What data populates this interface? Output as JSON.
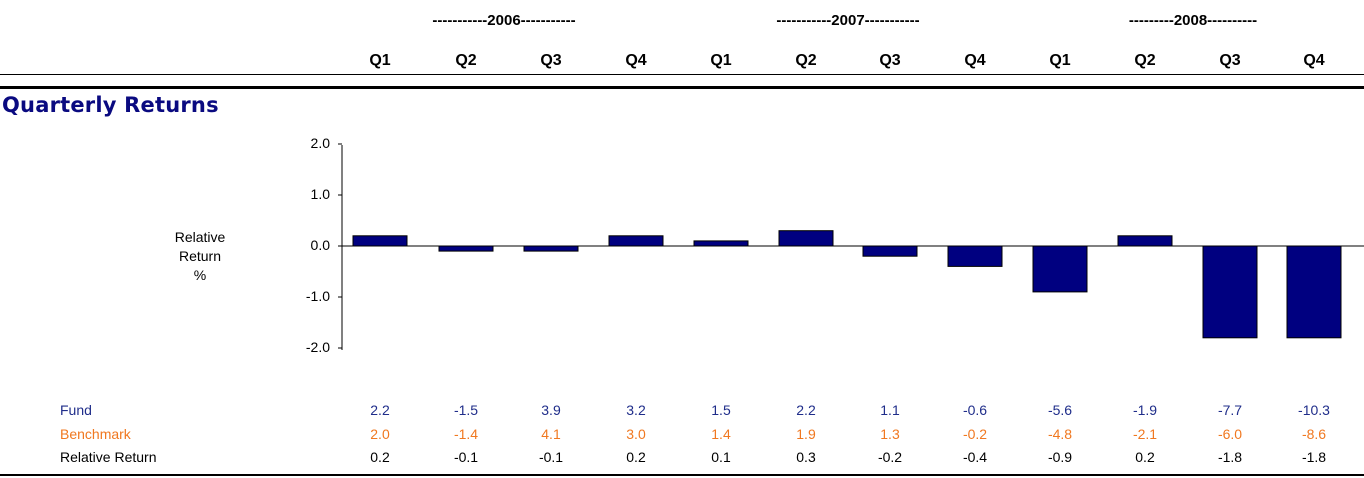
{
  "header": {
    "years": [
      "-----------2006-----------",
      "-----------2007-----------",
      "---------2008----------"
    ],
    "quarters": [
      "Q1",
      "Q2",
      "Q3",
      "Q4",
      "Q1",
      "Q2",
      "Q3",
      "Q4",
      "Q1",
      "Q2",
      "Q3",
      "Q4"
    ]
  },
  "section_title": "Quarterly Returns",
  "chart_data": {
    "type": "bar",
    "categories": [
      "2006 Q1",
      "2006 Q2",
      "2006 Q3",
      "2006 Q4",
      "2007 Q1",
      "2007 Q2",
      "2007 Q3",
      "2007 Q4",
      "2008 Q1",
      "2008 Q2",
      "2008 Q3",
      "2008 Q4"
    ],
    "values": [
      0.2,
      -0.1,
      -0.1,
      0.2,
      0.1,
      0.3,
      -0.2,
      -0.4,
      -0.9,
      0.2,
      -1.8,
      -1.8
    ],
    "ylabel_lines": [
      "Relative",
      "Return",
      "%"
    ],
    "yticks": [
      "2.0",
      "1.0",
      "0.0",
      "-1.0",
      "-2.0"
    ],
    "ylim": [
      -2.0,
      2.0
    ],
    "bar_color": "#000080",
    "grid": false
  },
  "table": {
    "rows": [
      {
        "label": "Fund",
        "color": "#1f2d8a",
        "values": [
          "2.2",
          "-1.5",
          "3.9",
          "3.2",
          "1.5",
          "2.2",
          "1.1",
          "-0.6",
          "-5.6",
          "-1.9",
          "-7.7",
          "-10.3"
        ]
      },
      {
        "label": "Benchmark",
        "color": "#f07820",
        "values": [
          "2.0",
          "-1.4",
          "4.1",
          "3.0",
          "1.4",
          "1.9",
          "1.3",
          "-0.2",
          "-4.8",
          "-2.1",
          "-6.0",
          "-8.6"
        ]
      },
      {
        "label": "Relative Return",
        "color": "#000000",
        "values": [
          "0.2",
          "-0.1",
          "-0.1",
          "0.2",
          "0.1",
          "0.3",
          "-0.2",
          "-0.4",
          "-0.9",
          "0.2",
          "-1.8",
          "-1.8"
        ]
      }
    ]
  }
}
+ + + + + + +
• **Short exercise**: Every record above should be written out again without change, except that the pictures are left out.

• **Solution for this exercise**:
What data populates this interface? Output as JSON.
{
  "header": {
    "years": [
      "-----------2006-----------",
      "-----------2007-----------",
      "---------2008----------"
    ],
    "quarters": [
      "Q1",
      "Q2",
      "Q3",
      "Q4",
      "Q1",
      "Q2",
      "Q3",
      "Q4",
      "Q1",
      "Q2",
      "Q3",
      "Q4"
    ]
  },
  "section_title": "Quarterly Returns",
  "chart_data": {
    "type": "bar",
    "categories": [
      "2006 Q1",
      "2006 Q2",
      "2006 Q3",
      "2006 Q4",
      "2007 Q1",
      "2007 Q2",
      "2007 Q3",
      "2007 Q4",
      "2008 Q1",
      "2008 Q2",
      "2008 Q3",
      "2008 Q4"
    ],
    "values": [
      0.2,
      -0.1,
      -0.1,
      0.2,
      0.1,
      0.3,
      -0.2,
      -0.4,
      -0.9,
      0.2,
      -1.8,
      -1.8
    ],
    "ylabel_lines": [
      "Relative",
      "Return",
      "%"
    ],
    "yticks": [
      "2.0",
      "1.0",
      "0.0",
      "-1.0",
      "-2.0"
    ],
    "ylim": [
      -2.0,
      2.0
    ],
    "bar_color": "#000080",
    "grid": false
  },
  "table": {
    "rows": [
      {
        "label": "Fund",
        "color": "#1f2d8a",
        "values": [
          "2.2",
          "-1.5",
          "3.9",
          "3.2",
          "1.5",
          "2.2",
          "1.1",
          "-0.6",
          "-5.6",
          "-1.9",
          "-7.7",
          "-10.3"
        ]
      },
      {
        "label": "Benchmark",
        "color": "#f07820",
        "values": [
          "2.0",
          "-1.4",
          "4.1",
          "3.0",
          "1.4",
          "1.9",
          "1.3",
          "-0.2",
          "-4.8",
          "-2.1",
          "-6.0",
          "-8.6"
        ]
      },
      {
        "label": "Relative Return",
        "color": "#000000",
        "values": [
          "0.2",
          "-0.1",
          "-0.1",
          "0.2",
          "0.1",
          "0.3",
          "-0.2",
          "-0.4",
          "-0.9",
          "0.2",
          "-1.8",
          "-1.8"
        ]
      }
    ]
  }
}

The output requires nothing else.